Segment Start: Data for the task

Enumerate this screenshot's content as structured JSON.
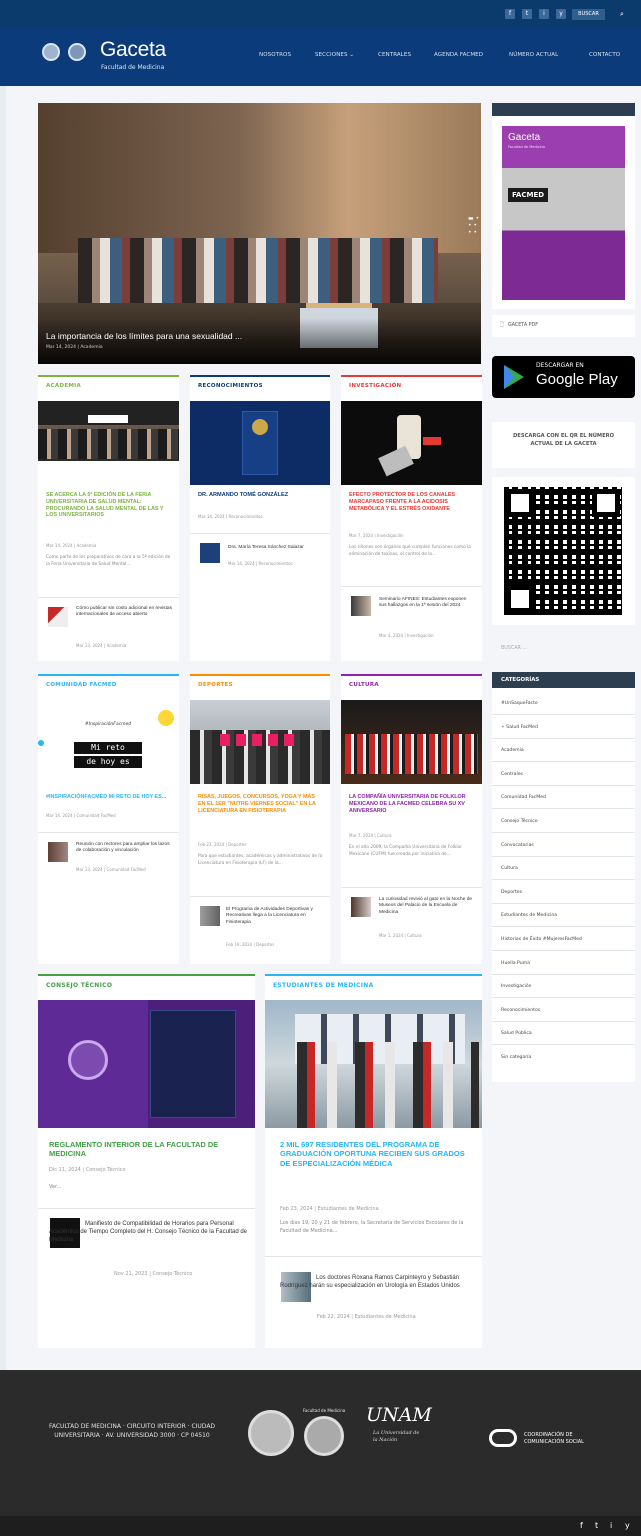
{
  "topbar": {
    "social": [
      "f",
      "t",
      "i",
      "y"
    ],
    "search_label": "BUSCAR",
    "search_icon": "search-icon"
  },
  "header": {
    "logo_title": "Gaceta",
    "logo_sub": "Facultad de Medicina",
    "nav": [
      "NOSOTROS",
      "SECCIONES ⌄",
      "CENTRALES",
      "AGENDA FACMED",
      "NÚMERO ACTUAL",
      "CONTACTO"
    ]
  },
  "hero": {
    "title": "La importancia de los límites para una sexualidad ...",
    "meta": "Mar 14, 2024 | Academia"
  },
  "cards": {
    "academia": {
      "cat": "ACADEMIA",
      "color": "#7cb342",
      "title": "SE ACERCA LA 5ª EDICIÓN DE LA FERIA UNIVERSITARIA DE SALUD MENTAL: PROCURANDO LA SALUD MENTAL DE LAS Y LOS UNIVERSITARIOS",
      "meta": "Mar 14, 2024 | Academia",
      "excerpt": "Como parte de los preparativos de cara a la 5ª edición de la Feria Universitaria de Salud Mental...",
      "small_title": "Cómo publicar sin costo adicional en revistas internacionales de acceso abierto",
      "small_meta": "Mar 13, 2024 | Academia"
    },
    "reconocimientos": {
      "cat": "RECONOCIMIENTOS",
      "color": "#0b3b7a",
      "title": "DR. ARMANDO TOMÉ GONZÁLEZ",
      "meta": "Mar 14, 2024 | Reconocimientos",
      "small_title": "Dra. María Teresa Sánchez Salazar",
      "small_meta": "Mar 14, 2024 | Reconocimientos"
    },
    "investigacion": {
      "cat": "INVESTIGACIÓN",
      "color": "#e53935",
      "title": "EFECTO PROTECTOR DE LOS CANALES MARCAPASO FRENTE A LA ACIDOSIS METABÓLICA Y EL ESTRÉS OXIDANTE",
      "meta": "Mar 7, 2024 | Investigación",
      "excerpt": "Los riñones son órganos que cumplen funciones como la eliminación de toxinas, el control de la...",
      "small_title": "Seminario AFINES: Estudiantes exponen sus hallazgos en la 1ª sesión del 2024",
      "small_meta": "Mar 4, 2024 | Investigación"
    },
    "comunidad": {
      "cat": "COMUNIDAD FACMED",
      "color": "#29b6f6",
      "title": "#INSPIRACIÓNFACMED MI RETO DE HOY ES...",
      "meta": "Mar 14, 2024 | Comunidad FacMed",
      "img_tag": "#InspiraciónFacmed",
      "img_line1": "Mi reto",
      "img_line2": "de hoy es",
      "small_title": "Reunión con rectores para ampliar los lazos de colaboración y vinculación",
      "small_meta": "Mar 13, 2024 | Comunidad FacMed"
    },
    "deportes": {
      "cat": "DEPORTES",
      "color": "#fb8c00",
      "title": "RISAS, JUEGOS, CONCURSOS, YOGA Y MÁS EN EL 1ER \"NUTRE-VIERNES SOCIAL\" EN LA LICENCIATURA EN FISIOTERAPIA",
      "meta": "Feb 23, 2024 | Deportes",
      "excerpt": "Para que estudiantes, académicos y administrativos de la Licenciatura en Fisioterapia (LF) de la...",
      "small_title": "El Programa de Actividades Deportivas y Recreativas llega a la Licenciatura en Fisioterapia",
      "small_meta": "Feb 19, 2024 | Deportes"
    },
    "cultura": {
      "cat": "CULTURA",
      "color": "#8e24aa",
      "title": "LA COMPAÑÍA UNIVERSITARIA DE FOLKLOR MEXICANO DE LA FACMED CELEBRA SU XV ANIVERSARIO",
      "meta": "Mar 7, 2024 | Cultura",
      "excerpt": "En el año 2009, la Compañía Universitaria de Folklor Mexicano (CUFM) fue creada por iniciativa de...",
      "small_title": "La curiosidad revivió al gato en la Noche de Museos del Palacio de la Escuela de Medicina",
      "small_meta": "Mar 1, 2024 | Cultura"
    },
    "consejo": {
      "cat": "CONSEJO TÉCNICO",
      "color": "#43a047",
      "title": "REGLAMENTO INTERIOR DE LA FACULTAD DE MEDICINA",
      "meta": "Dic 11, 2024 | Consejo Técnico",
      "excerpt": "Ver...",
      "small_title": "Manifiesto de Compatibilidad de Horarios para Personal Académico de Tiempo Completo del H. Consejo Técnico de la Facultad de Medicina",
      "small_meta": "Nov 21, 2023 | Consejo Técnico"
    },
    "estudiantes": {
      "cat": "ESTUDIANTES DE MEDICINA",
      "color": "#29b6f6",
      "title": "2 MIL 697 RESIDENTES DEL PROGRAMA DE GRADUACIÓN OPORTUNA RECIBEN SUS GRADOS DE ESPECIALIZACIÓN MÉDICA",
      "meta": "Feb 23, 2024 | Estudiantes de Medicina",
      "excerpt": "Los días 19, 20 y 21 de febrero, la Secretaría de Servicios Escolares de la Facultad de Medicina...",
      "small_title": "Los doctores Roxana Ramos Carpinteyro y Sebastián Rodríguez harán su especialización en Urología en Estados Unidos",
      "small_meta": "Feb 22, 2024 | Estudiantes de Medicina"
    }
  },
  "sidebar": {
    "cover_title": "Gaceta",
    "cover_sub": "Facultad de Medicina",
    "cover_badge": "FACMED",
    "pdf_label": "GACETA PDF",
    "gp_small": "DESCARGAR EN",
    "gp_big": "Google Play",
    "qr_text": "DESCARGA CON EL QR EL NÚMERO ACTUAL DE LA GACETA",
    "search_placeholder": "BUSCAR ...",
    "categories_title": "CATEGORÍAS",
    "categories": [
      "#UnSaqueFacto",
      "+ Salud FacMed",
      "Academia",
      "Centrales",
      "Comunidad FacMed",
      "Consejo Técnico",
      "Convocatorias",
      "Cultura",
      "Deportes",
      "Estudiantes de Medicina",
      "Historias de Éxito #MujeresFacMed",
      "Huella Puma",
      "Investigación",
      "Reconocimientos",
      "Salud Pública",
      "Sin categoría"
    ]
  },
  "footer": {
    "address": "FACULTAD DE MEDICINA · CIRCUITO INTERIOR · CIUDAD UNIVERSITARIA · AV. UNIVERSIDAD 3000 · CP 04510",
    "facmed_label": "Facultad de Medicina",
    "unam_label": "UNAM",
    "unam_sub": "La Universidad de la Nación",
    "coord": "COORDINACIÓN DE COMUNICACIÓN SOCIAL",
    "bottom_social": [
      "f",
      "t",
      "i",
      "y"
    ]
  }
}
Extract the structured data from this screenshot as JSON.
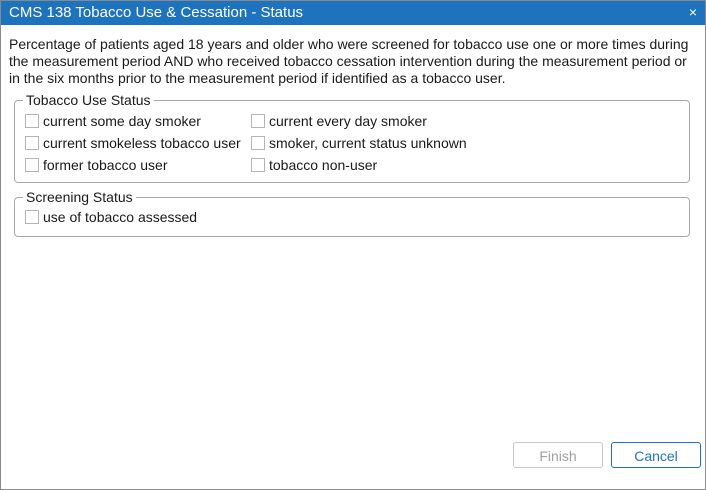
{
  "dialog": {
    "title": "CMS 138 Tobacco Use & Cessation - Status",
    "close_glyph": "×",
    "description": "Percentage of patients aged 18 years and older who were screened for tobacco use one or more times during the measurement period AND who received tobacco cessation intervention during the measurement period or in the six months prior to the measurement period if identified as a tobacco user."
  },
  "tobacco_use_status": {
    "legend": "Tobacco Use Status",
    "options": [
      {
        "label": "current some day smoker",
        "checked": false
      },
      {
        "label": "current every day smoker",
        "checked": false
      },
      {
        "label": "current smokeless tobacco user",
        "checked": false
      },
      {
        "label": "smoker, current status unknown",
        "checked": false
      },
      {
        "label": "former tobacco user",
        "checked": false
      },
      {
        "label": "tobacco non-user",
        "checked": false
      }
    ]
  },
  "screening_status": {
    "legend": "Screening Status",
    "options": [
      {
        "label": "use of tobacco assessed",
        "checked": false
      }
    ]
  },
  "footer": {
    "finish_label": "Finish",
    "finish_enabled": false,
    "cancel_label": "Cancel"
  },
  "colors": {
    "titlebar": "#1e73be",
    "accent": "#1e73be",
    "disabled_text": "#a0a0a0"
  }
}
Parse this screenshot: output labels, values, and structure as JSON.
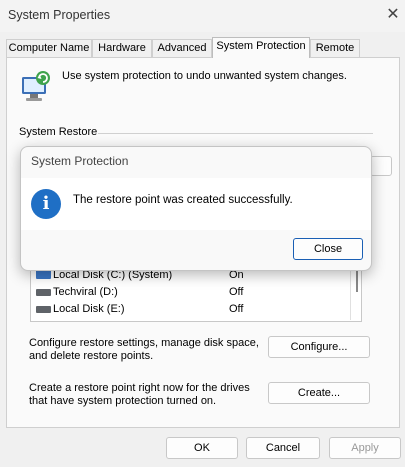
{
  "window": {
    "title": "System Properties",
    "close_glyph": "✕"
  },
  "tabs": [
    {
      "label": "Computer Name",
      "active": false
    },
    {
      "label": "Hardware",
      "active": false
    },
    {
      "label": "Advanced",
      "active": false
    },
    {
      "label": "System Protection",
      "active": true
    },
    {
      "label": "Remote",
      "active": false
    }
  ],
  "intro_text": "Use system protection to undo unwanted system changes.",
  "system_restore": {
    "section_label": "System Restore"
  },
  "drives": [
    {
      "name": "Local Disk (C:) (System)",
      "protection": "On",
      "icon": "system-drive-icon"
    },
    {
      "name": "Techviral (D:)",
      "protection": "Off",
      "icon": "drive-icon"
    },
    {
      "name": "Local Disk (E:)",
      "protection": "Off",
      "icon": "drive-icon"
    }
  ],
  "configure": {
    "description": "Configure restore settings, manage disk space, and delete restore points.",
    "button_label": "Configure..."
  },
  "create": {
    "description": "Create a restore point right now for the drives that have system protection turned on.",
    "button_label": "Create..."
  },
  "footer": {
    "ok_label": "OK",
    "cancel_label": "Cancel",
    "apply_label": "Apply"
  },
  "dialog": {
    "title": "System Protection",
    "message": "The restore point was created successfully.",
    "close_label": "Close",
    "icon": "info-icon"
  },
  "colors": {
    "accent": "#1f6fc5",
    "focus_border": "#1a5fb4"
  }
}
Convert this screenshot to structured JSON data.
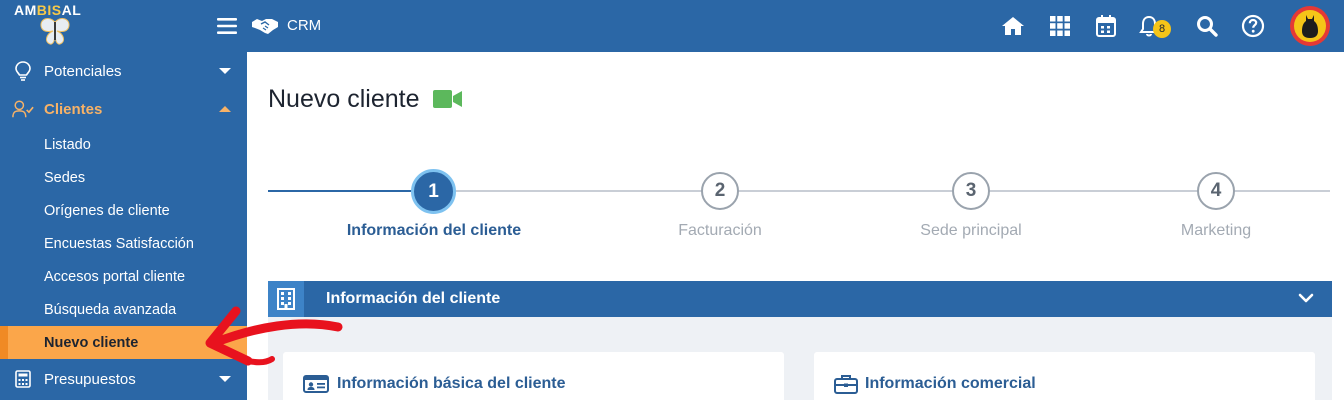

Segment End: Data for the task

Exclude the pictures from the copy. Retype exactly the lines running from the one containing "Parse this screenshot: output" through the last line of the listing.

Parse this screenshot: output labels, values, and structure as JSON.
{
  "window": {
    "title": "System Properties",
    "close_glyph": "✕"
  },
  "tabs": [
    {
      "label": "Computer Name",
      "active": false
    },
    {
      "label": "Hardware",
      "active": false
    },
    {
      "label": "Advanced",
      "active": false
    },
    {
      "label": "System Protection",
      "active": true
    },
    {
      "label": "Remote",
      "active": false
    }
  ],
  "intro_text": "Use system protection to undo unwanted system changes.",
  "system_restore": {
    "section_label": "System Restore"
  },
  "drives": [
    {
      "name": "Local Disk (C:) (System)",
      "protection": "On",
      "icon": "system-drive-icon"
    },
    {
      "name": "Techviral (D:)",
      "protection": "Off",
      "icon": "drive-icon"
    },
    {
      "name": "Local Disk (E:)",
      "protection": "Off",
      "icon": "drive-icon"
    }
  ],
  "configure": {
    "description": "Configure restore settings, manage disk space, and delete restore points.",
    "button_label": "Configure..."
  },
  "create": {
    "description": "Create a restore point right now for the drives that have system protection turned on.",
    "button_label": "Create..."
  },
  "footer": {
    "ok_label": "OK",
    "cancel_label": "Cancel",
    "apply_label": "Apply"
  },
  "dialog": {
    "title": "System Protection",
    "message": "The restore point was created successfully.",
    "close_label": "Close",
    "icon": "info-icon"
  },
  "colors": {
    "accent": "#1f6fc5",
    "focus_border": "#1a5fb4"
  }
}
Convert this screenshot to structured JSON data.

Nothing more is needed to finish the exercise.